* Work to be completed *
Copy whichever lines contain the string "price".
╭─ Data to use
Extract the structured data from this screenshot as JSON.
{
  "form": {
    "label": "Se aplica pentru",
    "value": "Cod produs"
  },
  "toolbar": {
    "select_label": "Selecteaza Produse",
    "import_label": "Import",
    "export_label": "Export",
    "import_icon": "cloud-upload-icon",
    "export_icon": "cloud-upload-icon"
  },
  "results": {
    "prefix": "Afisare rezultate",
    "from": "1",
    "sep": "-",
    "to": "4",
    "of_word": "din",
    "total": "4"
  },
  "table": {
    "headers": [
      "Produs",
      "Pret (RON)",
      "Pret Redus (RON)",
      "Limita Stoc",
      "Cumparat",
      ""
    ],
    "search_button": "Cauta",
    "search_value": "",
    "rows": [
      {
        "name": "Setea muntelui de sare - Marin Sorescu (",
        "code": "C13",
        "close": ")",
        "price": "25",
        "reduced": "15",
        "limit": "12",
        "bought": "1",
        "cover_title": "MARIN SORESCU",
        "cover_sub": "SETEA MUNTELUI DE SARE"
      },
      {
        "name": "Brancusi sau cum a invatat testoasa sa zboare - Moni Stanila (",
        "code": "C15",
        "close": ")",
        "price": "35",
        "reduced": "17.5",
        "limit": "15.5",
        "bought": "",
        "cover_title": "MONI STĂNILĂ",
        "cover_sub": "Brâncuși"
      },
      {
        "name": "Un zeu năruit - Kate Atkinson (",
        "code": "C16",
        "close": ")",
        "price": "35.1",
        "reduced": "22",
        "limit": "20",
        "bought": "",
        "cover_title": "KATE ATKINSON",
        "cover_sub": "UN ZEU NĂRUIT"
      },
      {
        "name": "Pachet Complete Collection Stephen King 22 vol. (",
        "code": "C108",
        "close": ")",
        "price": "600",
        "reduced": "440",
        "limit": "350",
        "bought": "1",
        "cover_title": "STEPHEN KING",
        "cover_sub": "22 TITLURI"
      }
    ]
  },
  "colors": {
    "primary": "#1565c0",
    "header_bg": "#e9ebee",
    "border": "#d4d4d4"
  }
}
╰─
* Task result *
        "price": "25",
        "price": "35",
        "price": "35.1",
        "price": "600",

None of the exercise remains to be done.